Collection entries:
• • •

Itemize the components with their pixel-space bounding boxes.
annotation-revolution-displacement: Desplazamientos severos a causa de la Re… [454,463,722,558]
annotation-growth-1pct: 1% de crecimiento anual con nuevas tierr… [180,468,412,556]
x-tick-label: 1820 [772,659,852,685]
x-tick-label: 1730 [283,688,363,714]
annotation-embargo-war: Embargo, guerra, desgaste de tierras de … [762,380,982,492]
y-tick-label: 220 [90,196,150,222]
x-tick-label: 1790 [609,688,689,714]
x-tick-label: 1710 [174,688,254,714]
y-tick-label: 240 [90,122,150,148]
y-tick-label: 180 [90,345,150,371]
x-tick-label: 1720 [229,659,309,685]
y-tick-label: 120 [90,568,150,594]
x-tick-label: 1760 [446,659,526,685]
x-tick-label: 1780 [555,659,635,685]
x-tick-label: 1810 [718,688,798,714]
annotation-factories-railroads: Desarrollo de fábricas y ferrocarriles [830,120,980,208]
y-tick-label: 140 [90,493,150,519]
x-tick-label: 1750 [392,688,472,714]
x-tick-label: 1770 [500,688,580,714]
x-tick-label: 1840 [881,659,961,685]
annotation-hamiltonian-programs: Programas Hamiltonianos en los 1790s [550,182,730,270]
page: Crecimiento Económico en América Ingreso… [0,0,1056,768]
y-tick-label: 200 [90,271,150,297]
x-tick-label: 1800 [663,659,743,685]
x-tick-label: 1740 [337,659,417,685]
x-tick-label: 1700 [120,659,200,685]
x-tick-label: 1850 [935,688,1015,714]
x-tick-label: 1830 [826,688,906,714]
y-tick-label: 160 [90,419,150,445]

• • •

**Exercise directions:** Reproduce every line of the data above word for word, keeping the same order.

**Task solution:**
Itemize the components with their pixel-space bounding boxes.
annotation-revolution-displacement: Desplazamientos severos a causa de la Re… [454,463,722,558]
annotation-growth-1pct: 1% de crecimiento anual con nuevas tierr… [180,468,412,556]
x-tick-label: 1820 [772,659,852,685]
x-tick-label: 1730 [283,688,363,714]
annotation-embargo-war: Embargo, guerra, desgaste de tierras de … [762,380,982,492]
y-tick-label: 220 [90,196,150,222]
x-tick-label: 1790 [609,688,689,714]
x-tick-label: 1710 [174,688,254,714]
y-tick-label: 240 [90,122,150,148]
y-tick-label: 180 [90,345,150,371]
x-tick-label: 1720 [229,659,309,685]
y-tick-label: 120 [90,568,150,594]
x-tick-label: 1760 [446,659,526,685]
x-tick-label: 1780 [555,659,635,685]
x-tick-label: 1810 [718,688,798,714]
annotation-factories-railroads: Desarrollo de fábricas y ferrocarriles [830,120,980,208]
y-tick-label: 140 [90,493,150,519]
x-tick-label: 1750 [392,688,472,714]
x-tick-label: 1770 [500,688,580,714]
x-tick-label: 1840 [881,659,961,685]
annotation-hamiltonian-programs: Programas Hamiltonianos en los 1790s [550,182,730,270]
page: Crecimiento Económico en América Ingreso… [0,0,1056,768]
y-tick-label: 200 [90,271,150,297]
x-tick-label: 1800 [663,659,743,685]
x-tick-label: 1740 [337,659,417,685]
x-tick-label: 1700 [120,659,200,685]
x-tick-label: 1850 [935,688,1015,714]
x-tick-label: 1830 [826,688,906,714]
y-tick-label: 160 [90,419,150,445]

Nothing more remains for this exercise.